> _Exercise_
Extract every entry word for word.

> _Dataset records_

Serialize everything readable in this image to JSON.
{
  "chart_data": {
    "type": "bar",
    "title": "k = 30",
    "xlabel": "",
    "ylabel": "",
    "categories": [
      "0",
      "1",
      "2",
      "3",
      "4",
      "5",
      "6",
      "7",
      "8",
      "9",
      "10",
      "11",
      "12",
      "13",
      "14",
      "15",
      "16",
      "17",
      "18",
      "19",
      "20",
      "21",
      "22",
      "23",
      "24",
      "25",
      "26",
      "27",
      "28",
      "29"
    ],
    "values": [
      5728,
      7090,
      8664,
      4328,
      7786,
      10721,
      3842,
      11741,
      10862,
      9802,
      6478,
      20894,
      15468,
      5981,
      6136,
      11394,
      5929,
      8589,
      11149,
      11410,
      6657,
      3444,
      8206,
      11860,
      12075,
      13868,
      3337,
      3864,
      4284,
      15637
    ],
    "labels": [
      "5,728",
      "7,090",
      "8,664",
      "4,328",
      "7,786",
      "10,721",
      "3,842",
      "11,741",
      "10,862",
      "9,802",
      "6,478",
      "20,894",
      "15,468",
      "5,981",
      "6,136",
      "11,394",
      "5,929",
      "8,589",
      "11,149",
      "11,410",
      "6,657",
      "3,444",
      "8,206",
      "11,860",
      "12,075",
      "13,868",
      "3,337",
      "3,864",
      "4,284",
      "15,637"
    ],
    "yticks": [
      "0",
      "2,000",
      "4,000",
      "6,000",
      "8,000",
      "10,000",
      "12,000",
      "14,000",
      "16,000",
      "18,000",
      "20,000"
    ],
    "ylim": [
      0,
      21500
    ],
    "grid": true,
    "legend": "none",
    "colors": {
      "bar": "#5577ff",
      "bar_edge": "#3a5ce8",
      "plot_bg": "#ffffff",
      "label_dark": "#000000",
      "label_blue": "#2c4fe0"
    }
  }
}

> _Task result_
Serialize everything readable in this image to JSON.
{
  "chart_data": {
    "type": "bar",
    "title": "k = 30",
    "xlabel": "",
    "ylabel": "",
    "categories": [
      "0",
      "1",
      "2",
      "3",
      "4",
      "5",
      "6",
      "7",
      "8",
      "9",
      "10",
      "11",
      "12",
      "13",
      "14",
      "15",
      "16",
      "17",
      "18",
      "19",
      "20",
      "21",
      "22",
      "23",
      "24",
      "25",
      "26",
      "27",
      "28",
      "29"
    ],
    "values": [
      5728,
      7090,
      8664,
      4328,
      7786,
      10721,
      3842,
      11741,
      10862,
      9802,
      6478,
      20894,
      15468,
      5981,
      6136,
      11394,
      5929,
      8589,
      11149,
      11410,
      6657,
      3444,
      8206,
      11860,
      12075,
      13868,
      3337,
      3864,
      4284,
      15637
    ],
    "labels": [
      "5,728",
      "7,090",
      "8,664",
      "4,328",
      "7,786",
      "10,721",
      "3,842",
      "11,741",
      "10,862",
      "9,802",
      "6,478",
      "20,894",
      "15,468",
      "5,981",
      "6,136",
      "11,394",
      "5,929",
      "8,589",
      "11,149",
      "11,410",
      "6,657",
      "3,444",
      "8,206",
      "11,860",
      "12,075",
      "13,868",
      "3,337",
      "3,864",
      "4,284",
      "15,637"
    ],
    "yticks": [
      "0",
      "2,000",
      "4,000",
      "6,000",
      "8,000",
      "10,000",
      "12,000",
      "14,000",
      "16,000",
      "18,000",
      "20,000"
    ],
    "ylim": [
      0,
      21500
    ],
    "grid": true,
    "legend": "none",
    "colors": {
      "bar": "#5577ff",
      "bar_edge": "#3a5ce8",
      "plot_bg": "#ffffff",
      "label_dark": "#000000",
      "label_blue": "#2c4fe0"
    }
  }
}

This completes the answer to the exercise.